> Requirement: Extract every line of the material that holds the string "country".

____________

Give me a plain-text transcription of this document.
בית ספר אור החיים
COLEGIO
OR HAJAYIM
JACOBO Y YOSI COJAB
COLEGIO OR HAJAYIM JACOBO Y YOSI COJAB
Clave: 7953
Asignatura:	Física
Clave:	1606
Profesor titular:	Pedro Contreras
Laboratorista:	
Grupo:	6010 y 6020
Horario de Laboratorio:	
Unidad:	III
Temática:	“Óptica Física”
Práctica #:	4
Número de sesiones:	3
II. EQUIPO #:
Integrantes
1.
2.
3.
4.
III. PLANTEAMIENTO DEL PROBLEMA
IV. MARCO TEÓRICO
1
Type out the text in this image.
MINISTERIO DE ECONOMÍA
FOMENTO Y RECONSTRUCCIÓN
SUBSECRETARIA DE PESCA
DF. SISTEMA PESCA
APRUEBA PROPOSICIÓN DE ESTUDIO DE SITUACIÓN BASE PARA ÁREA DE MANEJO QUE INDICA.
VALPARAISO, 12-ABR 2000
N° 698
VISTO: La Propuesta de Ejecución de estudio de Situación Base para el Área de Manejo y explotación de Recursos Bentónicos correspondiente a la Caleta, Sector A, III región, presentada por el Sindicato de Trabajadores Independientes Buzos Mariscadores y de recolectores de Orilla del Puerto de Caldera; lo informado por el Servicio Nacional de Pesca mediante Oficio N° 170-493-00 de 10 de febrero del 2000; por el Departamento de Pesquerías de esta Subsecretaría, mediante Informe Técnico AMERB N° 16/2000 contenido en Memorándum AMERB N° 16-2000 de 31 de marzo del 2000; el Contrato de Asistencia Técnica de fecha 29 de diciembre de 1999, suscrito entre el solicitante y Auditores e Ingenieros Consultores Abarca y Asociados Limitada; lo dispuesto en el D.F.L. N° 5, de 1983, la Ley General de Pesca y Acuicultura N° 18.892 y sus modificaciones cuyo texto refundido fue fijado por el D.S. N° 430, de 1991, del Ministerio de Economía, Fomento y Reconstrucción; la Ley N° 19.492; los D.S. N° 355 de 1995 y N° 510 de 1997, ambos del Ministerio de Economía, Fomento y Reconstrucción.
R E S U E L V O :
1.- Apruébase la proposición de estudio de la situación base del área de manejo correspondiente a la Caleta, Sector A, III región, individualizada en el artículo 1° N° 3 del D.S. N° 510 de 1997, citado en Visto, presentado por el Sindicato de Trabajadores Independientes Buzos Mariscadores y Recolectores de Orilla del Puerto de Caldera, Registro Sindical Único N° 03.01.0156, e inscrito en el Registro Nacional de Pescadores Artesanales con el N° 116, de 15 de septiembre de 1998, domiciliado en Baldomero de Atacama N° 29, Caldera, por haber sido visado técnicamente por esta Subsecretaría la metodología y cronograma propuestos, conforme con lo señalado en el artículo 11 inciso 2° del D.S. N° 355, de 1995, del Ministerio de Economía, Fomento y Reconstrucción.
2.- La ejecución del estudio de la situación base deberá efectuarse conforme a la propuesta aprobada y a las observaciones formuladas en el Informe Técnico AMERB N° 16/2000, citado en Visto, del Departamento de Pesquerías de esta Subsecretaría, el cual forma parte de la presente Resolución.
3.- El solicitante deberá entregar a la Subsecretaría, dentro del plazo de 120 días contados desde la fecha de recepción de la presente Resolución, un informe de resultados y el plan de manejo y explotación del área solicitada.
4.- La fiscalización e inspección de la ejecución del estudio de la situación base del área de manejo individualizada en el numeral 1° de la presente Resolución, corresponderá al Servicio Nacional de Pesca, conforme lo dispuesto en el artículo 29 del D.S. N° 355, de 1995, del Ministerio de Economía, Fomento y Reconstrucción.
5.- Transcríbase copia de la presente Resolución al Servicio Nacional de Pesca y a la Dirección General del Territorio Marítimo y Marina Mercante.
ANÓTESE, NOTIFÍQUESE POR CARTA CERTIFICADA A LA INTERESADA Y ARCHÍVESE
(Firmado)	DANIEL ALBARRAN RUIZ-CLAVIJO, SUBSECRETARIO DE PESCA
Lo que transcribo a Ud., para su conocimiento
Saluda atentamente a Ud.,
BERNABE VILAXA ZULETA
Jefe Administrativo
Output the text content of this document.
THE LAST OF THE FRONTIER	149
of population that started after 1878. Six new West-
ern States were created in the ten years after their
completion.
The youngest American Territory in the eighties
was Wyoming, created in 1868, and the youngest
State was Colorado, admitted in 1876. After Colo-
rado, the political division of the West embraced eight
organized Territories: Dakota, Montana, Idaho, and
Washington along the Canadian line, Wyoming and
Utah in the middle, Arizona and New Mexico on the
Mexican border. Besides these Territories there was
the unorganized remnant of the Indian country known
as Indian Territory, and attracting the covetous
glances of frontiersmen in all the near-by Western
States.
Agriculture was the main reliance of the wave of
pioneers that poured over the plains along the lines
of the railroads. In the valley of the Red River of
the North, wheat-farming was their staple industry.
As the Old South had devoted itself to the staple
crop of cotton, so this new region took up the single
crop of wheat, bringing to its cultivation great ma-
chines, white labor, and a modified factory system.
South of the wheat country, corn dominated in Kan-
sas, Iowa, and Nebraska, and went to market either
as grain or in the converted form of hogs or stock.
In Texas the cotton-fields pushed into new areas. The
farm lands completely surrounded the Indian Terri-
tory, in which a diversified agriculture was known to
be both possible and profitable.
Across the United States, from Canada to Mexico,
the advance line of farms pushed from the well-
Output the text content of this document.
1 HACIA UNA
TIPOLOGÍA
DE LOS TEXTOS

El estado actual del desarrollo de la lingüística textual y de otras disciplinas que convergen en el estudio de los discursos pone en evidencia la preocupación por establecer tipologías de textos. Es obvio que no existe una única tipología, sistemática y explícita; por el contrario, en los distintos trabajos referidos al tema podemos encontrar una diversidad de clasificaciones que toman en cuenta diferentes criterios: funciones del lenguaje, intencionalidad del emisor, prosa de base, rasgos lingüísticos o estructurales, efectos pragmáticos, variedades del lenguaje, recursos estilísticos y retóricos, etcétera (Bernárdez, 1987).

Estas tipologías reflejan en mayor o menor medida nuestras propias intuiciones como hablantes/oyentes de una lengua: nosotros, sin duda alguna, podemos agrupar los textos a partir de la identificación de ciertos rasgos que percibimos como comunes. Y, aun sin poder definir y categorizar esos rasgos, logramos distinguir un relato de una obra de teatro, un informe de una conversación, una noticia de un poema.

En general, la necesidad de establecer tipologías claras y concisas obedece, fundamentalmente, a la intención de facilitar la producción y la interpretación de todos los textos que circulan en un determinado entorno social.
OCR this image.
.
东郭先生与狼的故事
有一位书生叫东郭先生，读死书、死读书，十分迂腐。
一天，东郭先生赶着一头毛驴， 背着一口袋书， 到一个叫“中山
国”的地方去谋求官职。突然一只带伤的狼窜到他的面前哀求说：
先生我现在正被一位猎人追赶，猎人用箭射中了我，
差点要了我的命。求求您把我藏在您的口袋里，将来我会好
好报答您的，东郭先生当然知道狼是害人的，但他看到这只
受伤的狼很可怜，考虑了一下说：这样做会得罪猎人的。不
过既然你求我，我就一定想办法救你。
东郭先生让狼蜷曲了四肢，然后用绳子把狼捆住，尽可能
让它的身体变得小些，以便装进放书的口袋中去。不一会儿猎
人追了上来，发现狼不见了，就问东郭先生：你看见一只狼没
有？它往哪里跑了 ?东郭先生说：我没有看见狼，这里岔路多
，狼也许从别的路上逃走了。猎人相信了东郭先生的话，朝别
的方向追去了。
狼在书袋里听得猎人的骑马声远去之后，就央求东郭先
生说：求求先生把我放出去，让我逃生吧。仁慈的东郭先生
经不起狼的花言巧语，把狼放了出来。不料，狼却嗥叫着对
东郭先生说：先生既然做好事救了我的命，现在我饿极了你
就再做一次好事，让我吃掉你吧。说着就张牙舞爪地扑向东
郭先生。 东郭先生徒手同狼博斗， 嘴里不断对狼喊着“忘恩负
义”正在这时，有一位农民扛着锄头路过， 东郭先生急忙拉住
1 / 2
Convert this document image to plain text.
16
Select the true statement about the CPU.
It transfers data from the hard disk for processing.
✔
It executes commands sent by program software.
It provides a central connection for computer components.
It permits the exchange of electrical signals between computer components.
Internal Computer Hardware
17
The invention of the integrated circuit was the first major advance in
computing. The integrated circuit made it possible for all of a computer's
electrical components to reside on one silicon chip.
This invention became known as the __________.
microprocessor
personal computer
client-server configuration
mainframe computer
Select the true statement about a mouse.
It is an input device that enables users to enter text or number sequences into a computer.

____________

> Written response:
the unorganized remnant of the Indian country known
South of the wheat country, corn dominated in Kan-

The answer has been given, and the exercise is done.